-------- EXTRACTED INFORMATION

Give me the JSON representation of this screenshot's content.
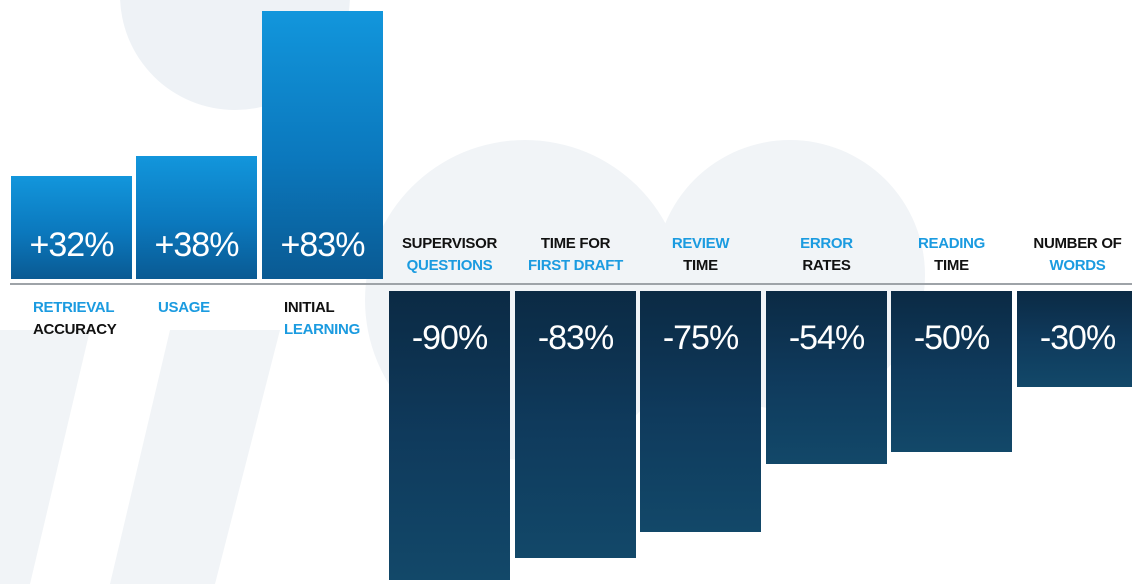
{
  "chart_data": {
    "type": "bar",
    "title": "",
    "xlabel": "",
    "ylabel": "",
    "ylim": [
      -90,
      83
    ],
    "grid": false,
    "legend": "none",
    "colors": {
      "positive": "#0b83cc",
      "negative": "#0f3a5c",
      "label_accent": "#1b9be0",
      "label_dark": "#111111"
    },
    "bars": [
      {
        "id": "retrieval-accuracy",
        "value": 32,
        "label": "+32%",
        "line1": "RETRIEVAL",
        "line1_color": "blue",
        "line2": "ACCURACY",
        "line2_color": "black"
      },
      {
        "id": "usage",
        "value": 38,
        "label": "+38%",
        "line1": "USAGE",
        "line1_color": "blue",
        "line2": "",
        "line2_color": "black"
      },
      {
        "id": "initial-learning",
        "value": 83,
        "label": "+83%",
        "line1": "INITIAL",
        "line1_color": "black",
        "line2": "LEARNING",
        "line2_color": "blue"
      },
      {
        "id": "supervisor-questions",
        "value": -90,
        "label": "-90%",
        "line1": "SUPERVISOR",
        "line1_color": "black",
        "line2": "QUESTIONS",
        "line2_color": "blue"
      },
      {
        "id": "time-for-first-draft",
        "value": -83,
        "label": "-83%",
        "line1": "TIME FOR",
        "line1_color": "black",
        "line2": "FIRST DRAFT",
        "line2_color": "blue"
      },
      {
        "id": "review-time",
        "value": -75,
        "label": "-75%",
        "line1": "REVIEW",
        "line1_color": "blue",
        "line2": "TIME",
        "line2_color": "black"
      },
      {
        "id": "error-rates",
        "value": -54,
        "label": "-54%",
        "line1": "ERROR",
        "line1_color": "blue",
        "line2": "RATES",
        "line2_color": "black"
      },
      {
        "id": "reading-time",
        "value": -50,
        "label": "-50%",
        "line1": "READING",
        "line1_color": "blue",
        "line2": "TIME",
        "line2_color": "black"
      },
      {
        "id": "number-of-words",
        "value": -30,
        "label": "-30%",
        "line1": "NUMBER OF",
        "line1_color": "black",
        "line2": "WORDS",
        "line2_color": "blue"
      }
    ]
  }
}
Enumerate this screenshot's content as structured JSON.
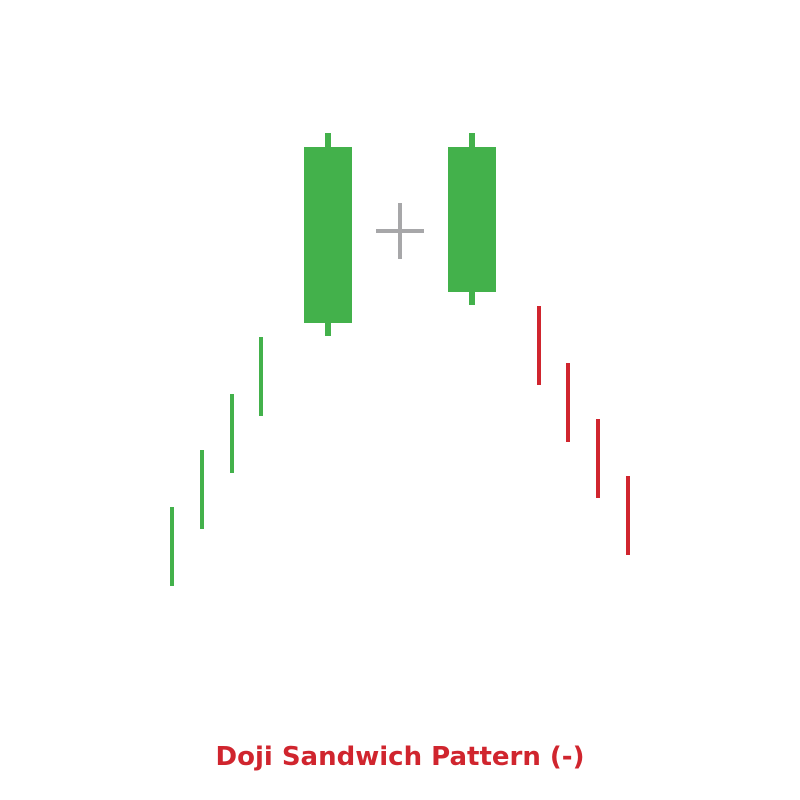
{
  "chart_data": {
    "type": "candlestick",
    "title": "Doji Sandwich Pattern (-)",
    "axes_visible": false,
    "grid": false,
    "colors": {
      "up": "#43b14b",
      "down": "#d0252e",
      "doji": "#a7a7a9",
      "title": "#d0252e"
    },
    "trend_lines": [
      {
        "kind": "up",
        "high": 18.6,
        "low": 2.8
      },
      {
        "kind": "up",
        "high": 30.0,
        "low": 14.2
      },
      {
        "kind": "up",
        "high": 41.2,
        "low": 25.4
      },
      {
        "kind": "up",
        "high": 52.6,
        "low": 36.8
      },
      {
        "kind": "down",
        "high": 58.8,
        "low": 43.0
      },
      {
        "kind": "down",
        "high": 47.4,
        "low": 31.6
      },
      {
        "kind": "down",
        "high": 36.2,
        "low": 20.4
      },
      {
        "kind": "down",
        "high": 24.8,
        "low": 9.0
      }
    ],
    "candles": [
      {
        "kind": "up",
        "open": 55.4,
        "high": 93.4,
        "low": 52.8,
        "close": 90.6
      },
      {
        "kind": "doji",
        "open": 73.8,
        "high": 79.4,
        "low": 68.2,
        "close": 73.8
      },
      {
        "kind": "up",
        "open": 61.6,
        "high": 93.4,
        "low": 59.0,
        "close": 90.6
      }
    ]
  }
}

----------------

**EXERCISE:**
Show the lines that mention the word "title".

**EXERCISE RESULT:**
    "title": "",
    "title": "Doji Sandwich Pattern (-)",
      "title": "#d0252e"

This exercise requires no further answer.